___ RECORDS SHOWN
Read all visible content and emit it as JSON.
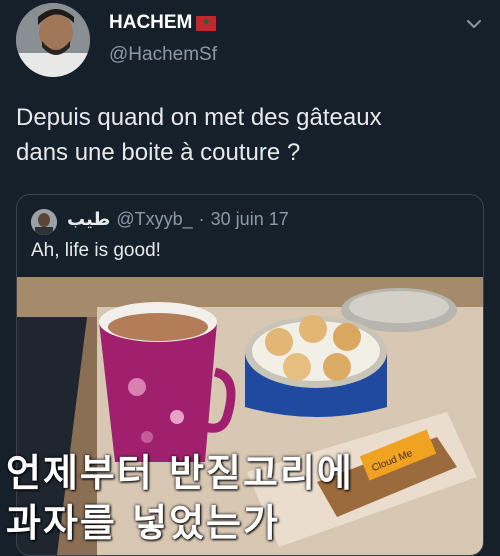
{
  "author": {
    "display_name": "HACHEM",
    "handle": "@HachemSf"
  },
  "tweet": {
    "text_line1": "Depuis quand on met des gâteaux",
    "text_line2": "dans une boite à couture ?"
  },
  "quoted": {
    "display_name": "طيب",
    "handle": "@Txyyb_",
    "separator": "·",
    "date": "30 juin 17",
    "text": "Ah, life is good!",
    "package_label": "Cloud Me"
  },
  "overlay": {
    "line1": "언제부터 반짇고리에",
    "line2": "과자를 넣었는가"
  },
  "colors": {
    "background": "#15202b",
    "text": "#e7e9ea",
    "muted": "#8b98a5",
    "border": "#38444d"
  },
  "icons": {
    "chevron": "chevron-down-icon",
    "flag": "morocco-flag-icon"
  }
}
______
PROBLEM REQUIREMENTS. Omit the pictures, then quote the rest of the material above exactly.

TASK RESULT.
Read all visible content and emit it as JSON.
{
  "author": {
    "display_name": "HACHEM",
    "handle": "@HachemSf"
  },
  "tweet": {
    "text_line1": "Depuis quand on met des gâteaux",
    "text_line2": "dans une boite à couture ?"
  },
  "quoted": {
    "display_name": "طيب",
    "handle": "@Txyyb_",
    "separator": "·",
    "date": "30 juin 17",
    "text": "Ah, life is good!",
    "package_label": "Cloud Me"
  },
  "overlay": {
    "line1": "언제부터 반짇고리에",
    "line2": "과자를 넣었는가"
  },
  "colors": {
    "background": "#15202b",
    "text": "#e7e9ea",
    "muted": "#8b98a5",
    "border": "#38444d"
  },
  "icons": {
    "chevron": "chevron-down-icon",
    "flag": "morocco-flag-icon"
  }
}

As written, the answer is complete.